-- START --

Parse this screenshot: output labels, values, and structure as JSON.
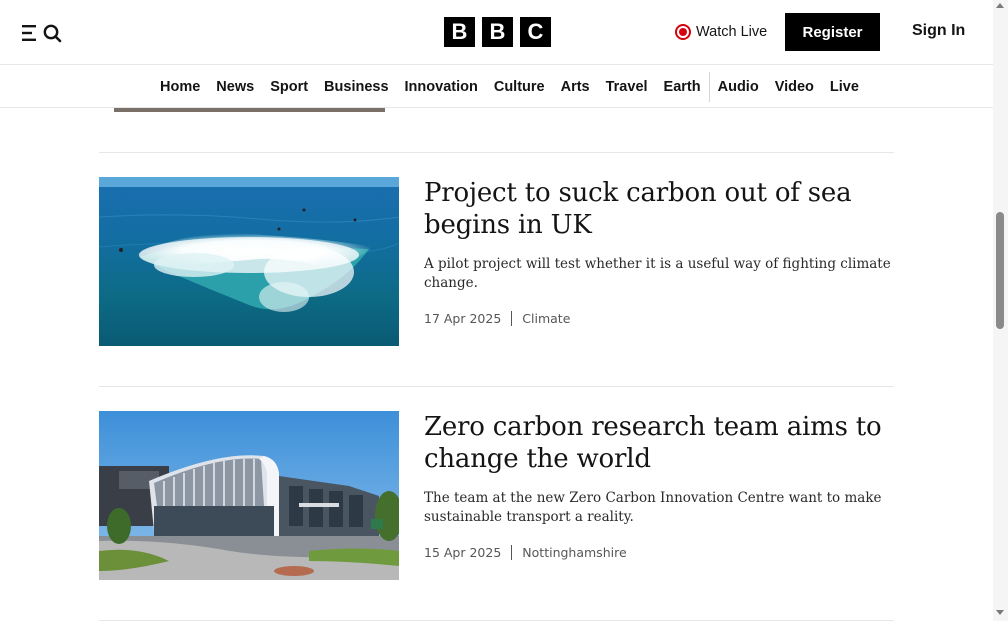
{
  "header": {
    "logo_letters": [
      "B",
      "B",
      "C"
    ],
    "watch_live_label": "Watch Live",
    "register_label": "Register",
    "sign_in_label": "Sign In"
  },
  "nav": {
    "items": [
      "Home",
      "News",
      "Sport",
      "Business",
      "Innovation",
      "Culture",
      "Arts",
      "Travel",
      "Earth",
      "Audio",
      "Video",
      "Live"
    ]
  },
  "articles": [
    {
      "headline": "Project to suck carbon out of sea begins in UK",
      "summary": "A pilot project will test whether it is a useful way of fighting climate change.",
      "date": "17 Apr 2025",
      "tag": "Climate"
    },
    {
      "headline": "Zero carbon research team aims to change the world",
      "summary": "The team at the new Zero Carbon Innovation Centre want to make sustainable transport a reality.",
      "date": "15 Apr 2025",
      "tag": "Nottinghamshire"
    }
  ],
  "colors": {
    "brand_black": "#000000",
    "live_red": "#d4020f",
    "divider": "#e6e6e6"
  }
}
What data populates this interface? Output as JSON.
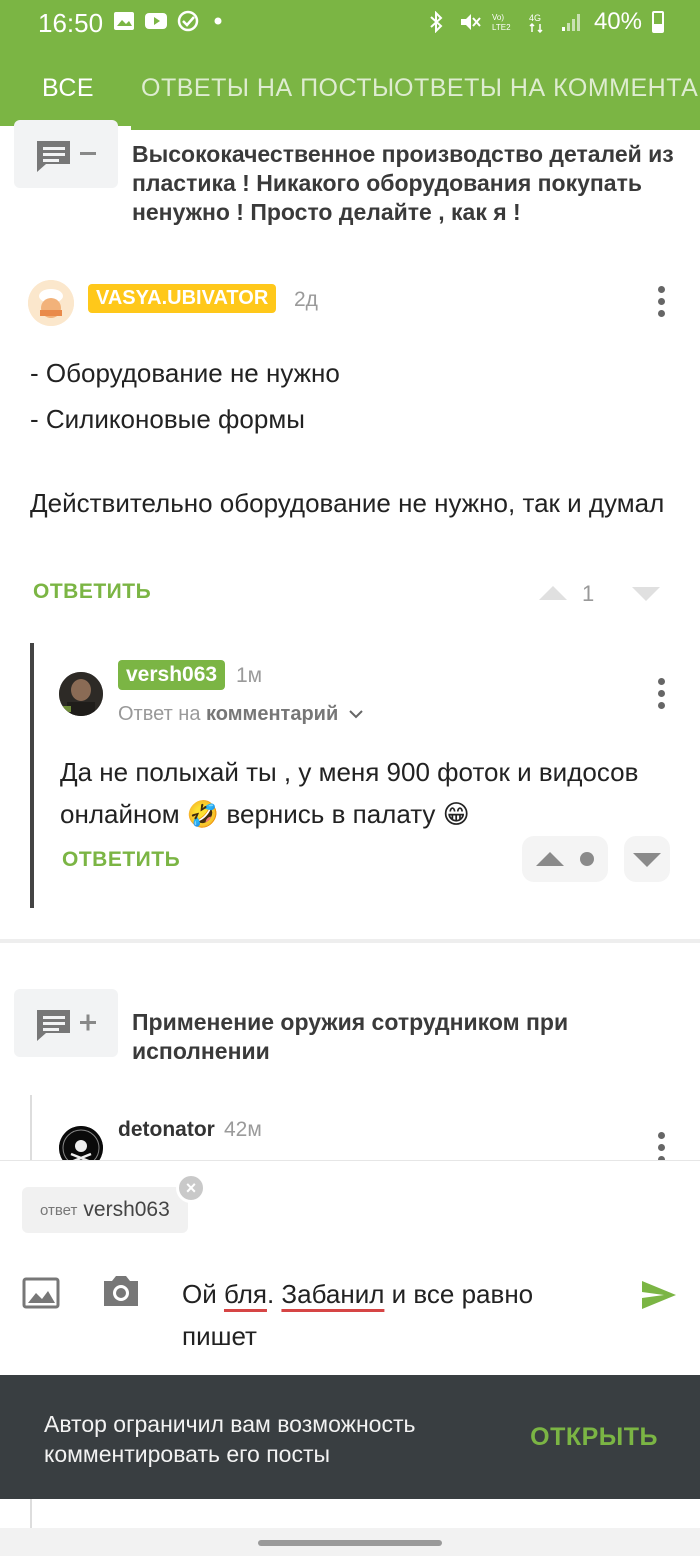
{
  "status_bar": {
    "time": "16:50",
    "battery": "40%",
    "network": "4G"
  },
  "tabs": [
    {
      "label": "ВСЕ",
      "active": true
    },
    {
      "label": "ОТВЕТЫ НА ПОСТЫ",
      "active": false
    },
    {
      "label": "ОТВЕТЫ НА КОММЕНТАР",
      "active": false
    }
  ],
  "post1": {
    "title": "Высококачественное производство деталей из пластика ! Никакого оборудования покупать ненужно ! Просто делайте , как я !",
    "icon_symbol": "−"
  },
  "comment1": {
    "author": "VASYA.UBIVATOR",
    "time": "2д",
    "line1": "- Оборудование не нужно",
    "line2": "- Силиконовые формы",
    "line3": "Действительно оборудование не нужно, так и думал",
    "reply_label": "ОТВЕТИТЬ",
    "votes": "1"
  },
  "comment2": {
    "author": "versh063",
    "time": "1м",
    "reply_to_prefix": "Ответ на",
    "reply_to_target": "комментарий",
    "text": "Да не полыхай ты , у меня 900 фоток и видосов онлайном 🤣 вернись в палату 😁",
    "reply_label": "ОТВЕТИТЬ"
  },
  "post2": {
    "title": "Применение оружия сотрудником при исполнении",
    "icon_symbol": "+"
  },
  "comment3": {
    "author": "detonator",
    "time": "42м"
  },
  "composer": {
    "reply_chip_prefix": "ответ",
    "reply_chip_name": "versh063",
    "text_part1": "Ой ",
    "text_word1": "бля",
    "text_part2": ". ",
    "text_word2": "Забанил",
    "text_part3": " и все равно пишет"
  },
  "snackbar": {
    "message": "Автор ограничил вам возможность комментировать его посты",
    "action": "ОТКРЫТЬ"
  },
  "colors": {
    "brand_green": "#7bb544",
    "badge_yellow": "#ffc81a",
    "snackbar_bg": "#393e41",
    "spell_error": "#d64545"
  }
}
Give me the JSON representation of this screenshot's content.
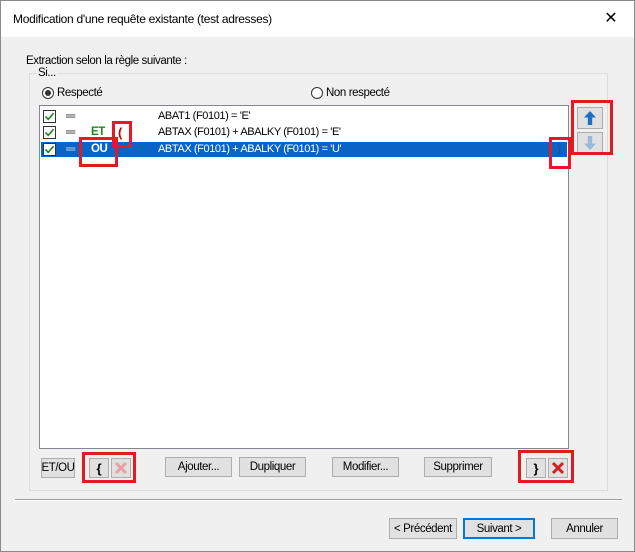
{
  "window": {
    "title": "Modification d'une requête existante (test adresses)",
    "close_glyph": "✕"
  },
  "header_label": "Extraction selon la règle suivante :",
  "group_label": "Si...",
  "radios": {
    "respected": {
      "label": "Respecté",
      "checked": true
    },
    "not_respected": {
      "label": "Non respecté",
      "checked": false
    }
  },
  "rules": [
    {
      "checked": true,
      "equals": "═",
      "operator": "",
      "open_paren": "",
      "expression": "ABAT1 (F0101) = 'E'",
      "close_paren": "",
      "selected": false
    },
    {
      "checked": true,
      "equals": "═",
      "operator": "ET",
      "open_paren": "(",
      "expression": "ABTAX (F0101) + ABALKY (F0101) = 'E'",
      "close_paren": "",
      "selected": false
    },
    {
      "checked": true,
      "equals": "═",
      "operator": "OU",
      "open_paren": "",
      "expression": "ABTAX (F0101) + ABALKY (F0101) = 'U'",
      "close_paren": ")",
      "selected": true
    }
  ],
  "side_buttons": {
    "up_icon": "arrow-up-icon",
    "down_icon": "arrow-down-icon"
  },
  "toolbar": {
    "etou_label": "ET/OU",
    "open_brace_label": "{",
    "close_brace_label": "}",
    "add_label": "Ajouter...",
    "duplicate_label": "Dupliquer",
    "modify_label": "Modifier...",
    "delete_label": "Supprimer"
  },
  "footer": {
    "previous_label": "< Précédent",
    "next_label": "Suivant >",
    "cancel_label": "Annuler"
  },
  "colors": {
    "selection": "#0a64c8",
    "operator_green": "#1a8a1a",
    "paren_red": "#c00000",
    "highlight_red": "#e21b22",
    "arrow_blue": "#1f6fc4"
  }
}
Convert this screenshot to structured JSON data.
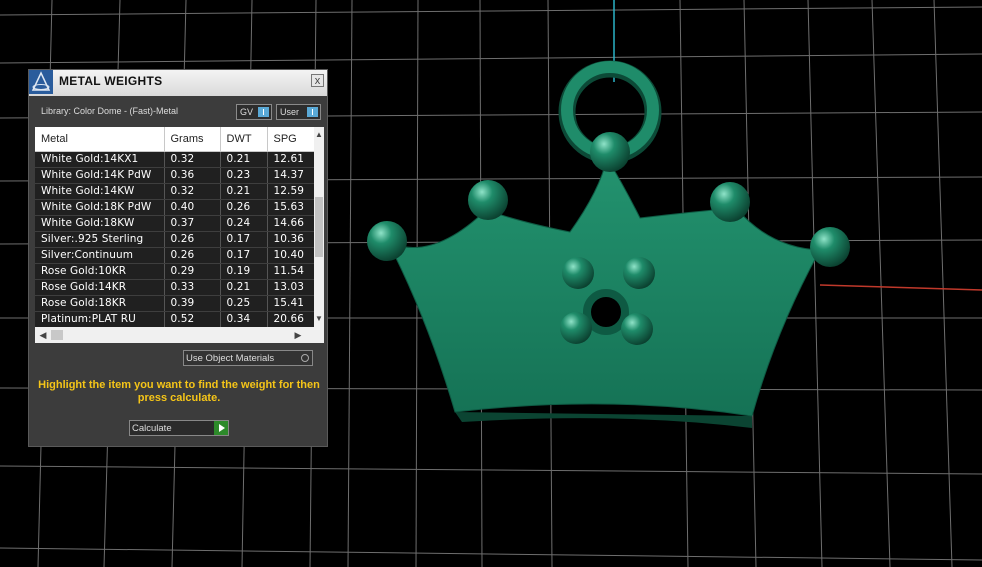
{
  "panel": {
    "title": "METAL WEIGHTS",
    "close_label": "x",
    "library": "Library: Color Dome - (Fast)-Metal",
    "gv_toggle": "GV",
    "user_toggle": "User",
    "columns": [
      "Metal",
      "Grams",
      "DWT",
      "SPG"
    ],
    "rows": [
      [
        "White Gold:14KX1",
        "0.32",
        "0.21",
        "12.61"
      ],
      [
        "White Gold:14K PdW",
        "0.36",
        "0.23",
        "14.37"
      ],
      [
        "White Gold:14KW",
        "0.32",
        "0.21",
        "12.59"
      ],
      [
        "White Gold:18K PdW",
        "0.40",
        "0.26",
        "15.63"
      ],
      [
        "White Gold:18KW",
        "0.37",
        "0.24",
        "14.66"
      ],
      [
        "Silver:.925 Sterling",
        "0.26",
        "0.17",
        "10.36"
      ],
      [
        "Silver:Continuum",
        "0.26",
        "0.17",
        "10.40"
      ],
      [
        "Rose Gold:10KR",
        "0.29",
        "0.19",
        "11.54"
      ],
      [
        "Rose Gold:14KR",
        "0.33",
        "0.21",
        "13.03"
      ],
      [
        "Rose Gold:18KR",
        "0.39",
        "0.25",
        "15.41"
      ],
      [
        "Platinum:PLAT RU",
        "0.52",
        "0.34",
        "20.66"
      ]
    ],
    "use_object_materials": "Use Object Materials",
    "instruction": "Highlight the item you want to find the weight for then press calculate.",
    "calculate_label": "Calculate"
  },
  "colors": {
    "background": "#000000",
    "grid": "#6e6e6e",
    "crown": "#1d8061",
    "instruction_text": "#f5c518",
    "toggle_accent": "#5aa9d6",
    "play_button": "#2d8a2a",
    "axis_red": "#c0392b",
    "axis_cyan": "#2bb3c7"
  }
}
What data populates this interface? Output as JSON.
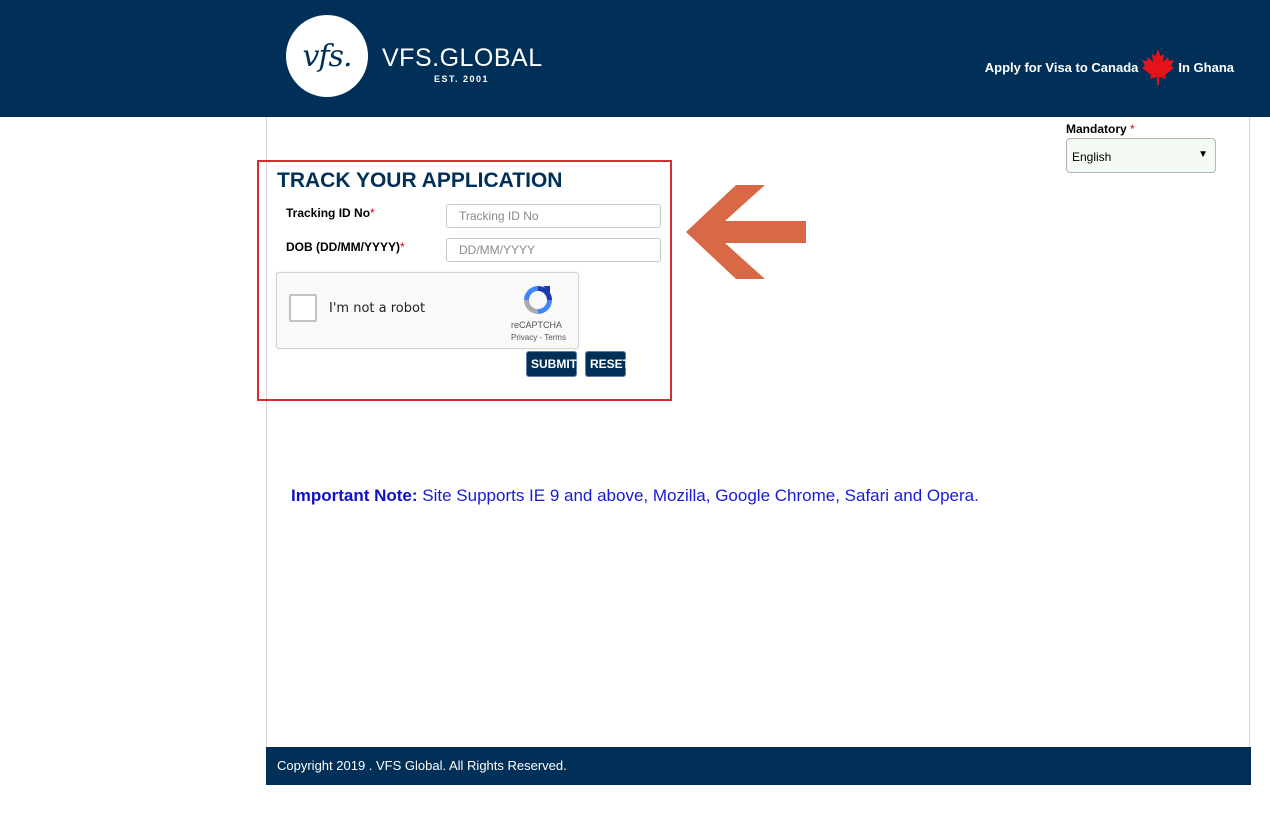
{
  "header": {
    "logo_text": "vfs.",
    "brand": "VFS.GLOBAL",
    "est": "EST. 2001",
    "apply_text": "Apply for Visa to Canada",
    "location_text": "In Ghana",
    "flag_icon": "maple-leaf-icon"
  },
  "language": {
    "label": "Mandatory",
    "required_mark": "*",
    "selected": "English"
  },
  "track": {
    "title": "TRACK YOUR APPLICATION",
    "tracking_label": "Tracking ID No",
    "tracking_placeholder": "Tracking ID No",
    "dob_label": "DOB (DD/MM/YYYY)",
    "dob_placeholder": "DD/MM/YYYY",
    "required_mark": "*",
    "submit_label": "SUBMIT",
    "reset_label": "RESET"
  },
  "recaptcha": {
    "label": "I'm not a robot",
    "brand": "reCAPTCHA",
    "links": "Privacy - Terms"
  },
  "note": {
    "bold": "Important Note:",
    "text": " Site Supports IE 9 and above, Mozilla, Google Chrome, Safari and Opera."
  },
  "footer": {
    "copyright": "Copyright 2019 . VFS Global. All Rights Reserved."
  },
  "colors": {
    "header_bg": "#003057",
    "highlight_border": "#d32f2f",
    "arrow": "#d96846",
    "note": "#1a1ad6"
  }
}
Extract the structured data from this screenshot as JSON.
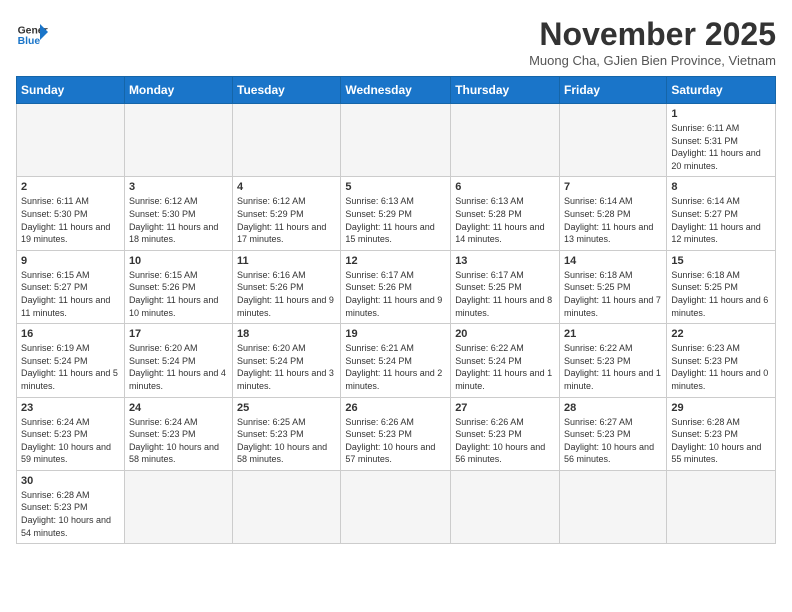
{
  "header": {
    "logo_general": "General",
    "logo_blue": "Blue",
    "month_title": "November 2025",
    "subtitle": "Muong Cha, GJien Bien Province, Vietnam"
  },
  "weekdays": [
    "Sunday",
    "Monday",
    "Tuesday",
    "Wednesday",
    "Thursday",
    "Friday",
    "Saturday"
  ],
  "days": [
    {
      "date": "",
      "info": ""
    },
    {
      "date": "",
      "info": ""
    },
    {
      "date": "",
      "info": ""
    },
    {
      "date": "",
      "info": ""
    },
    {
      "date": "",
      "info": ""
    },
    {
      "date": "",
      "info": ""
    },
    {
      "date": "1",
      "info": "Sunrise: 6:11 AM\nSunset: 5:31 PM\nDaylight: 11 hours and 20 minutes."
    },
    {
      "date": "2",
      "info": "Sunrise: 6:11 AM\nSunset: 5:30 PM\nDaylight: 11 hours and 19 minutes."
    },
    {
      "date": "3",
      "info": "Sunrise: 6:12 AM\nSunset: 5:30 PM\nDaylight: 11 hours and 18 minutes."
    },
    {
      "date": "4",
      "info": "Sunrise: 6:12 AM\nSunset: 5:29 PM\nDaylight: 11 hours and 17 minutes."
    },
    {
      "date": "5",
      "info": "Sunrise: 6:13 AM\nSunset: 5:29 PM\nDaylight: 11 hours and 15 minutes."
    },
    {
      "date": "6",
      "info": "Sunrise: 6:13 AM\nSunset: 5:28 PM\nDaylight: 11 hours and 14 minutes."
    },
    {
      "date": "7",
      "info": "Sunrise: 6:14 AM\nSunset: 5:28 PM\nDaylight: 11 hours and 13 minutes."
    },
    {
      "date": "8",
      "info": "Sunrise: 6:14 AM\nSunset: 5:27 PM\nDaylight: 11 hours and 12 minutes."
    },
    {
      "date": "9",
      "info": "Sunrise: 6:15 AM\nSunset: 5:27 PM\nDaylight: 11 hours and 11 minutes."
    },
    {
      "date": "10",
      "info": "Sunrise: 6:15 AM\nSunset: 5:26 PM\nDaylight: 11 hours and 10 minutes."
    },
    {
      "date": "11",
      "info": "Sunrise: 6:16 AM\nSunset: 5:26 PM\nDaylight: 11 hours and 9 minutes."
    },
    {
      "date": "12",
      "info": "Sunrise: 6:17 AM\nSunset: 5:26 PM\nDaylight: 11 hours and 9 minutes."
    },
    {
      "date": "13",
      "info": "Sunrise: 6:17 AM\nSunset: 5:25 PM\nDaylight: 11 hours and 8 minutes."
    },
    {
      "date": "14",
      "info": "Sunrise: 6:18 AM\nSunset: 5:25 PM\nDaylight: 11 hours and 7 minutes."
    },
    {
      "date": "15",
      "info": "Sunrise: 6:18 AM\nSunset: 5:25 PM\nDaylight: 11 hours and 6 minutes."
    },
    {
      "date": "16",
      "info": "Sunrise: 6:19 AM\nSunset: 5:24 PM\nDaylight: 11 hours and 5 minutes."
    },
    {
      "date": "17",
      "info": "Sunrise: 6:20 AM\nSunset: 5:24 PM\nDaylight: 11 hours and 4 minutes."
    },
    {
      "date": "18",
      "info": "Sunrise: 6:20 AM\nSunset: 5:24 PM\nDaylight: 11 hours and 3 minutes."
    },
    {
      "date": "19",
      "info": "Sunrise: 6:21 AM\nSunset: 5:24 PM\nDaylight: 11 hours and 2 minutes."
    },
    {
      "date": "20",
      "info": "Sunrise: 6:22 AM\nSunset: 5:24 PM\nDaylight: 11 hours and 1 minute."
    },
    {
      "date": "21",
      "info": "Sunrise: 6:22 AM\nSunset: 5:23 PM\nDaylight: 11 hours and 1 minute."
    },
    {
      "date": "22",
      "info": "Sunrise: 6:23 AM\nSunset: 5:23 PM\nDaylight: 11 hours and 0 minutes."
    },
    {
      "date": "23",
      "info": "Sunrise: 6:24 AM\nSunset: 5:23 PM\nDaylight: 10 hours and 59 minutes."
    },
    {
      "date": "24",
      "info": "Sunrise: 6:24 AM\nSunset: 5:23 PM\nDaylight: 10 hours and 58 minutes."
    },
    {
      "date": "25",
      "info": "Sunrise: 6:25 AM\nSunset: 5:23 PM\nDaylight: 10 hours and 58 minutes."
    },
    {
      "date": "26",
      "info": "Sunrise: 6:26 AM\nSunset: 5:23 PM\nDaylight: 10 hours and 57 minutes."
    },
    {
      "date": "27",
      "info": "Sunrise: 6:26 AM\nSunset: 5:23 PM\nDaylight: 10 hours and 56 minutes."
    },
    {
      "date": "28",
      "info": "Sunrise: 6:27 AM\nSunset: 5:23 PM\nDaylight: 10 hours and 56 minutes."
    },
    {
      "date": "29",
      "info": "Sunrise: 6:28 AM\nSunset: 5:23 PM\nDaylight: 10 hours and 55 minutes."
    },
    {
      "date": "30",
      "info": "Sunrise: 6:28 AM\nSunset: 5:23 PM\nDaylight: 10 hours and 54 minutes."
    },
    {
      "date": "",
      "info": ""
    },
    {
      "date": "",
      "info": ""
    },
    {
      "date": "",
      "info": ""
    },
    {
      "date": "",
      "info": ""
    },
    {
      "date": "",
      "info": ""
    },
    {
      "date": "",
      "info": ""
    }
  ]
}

-- END --

Instructions for the task: In the records above, find each line that holds the word "selected"; copy all such lines.

Final result:
      "selected": false
      "selected": false
      "selected": true
    "selected": "English"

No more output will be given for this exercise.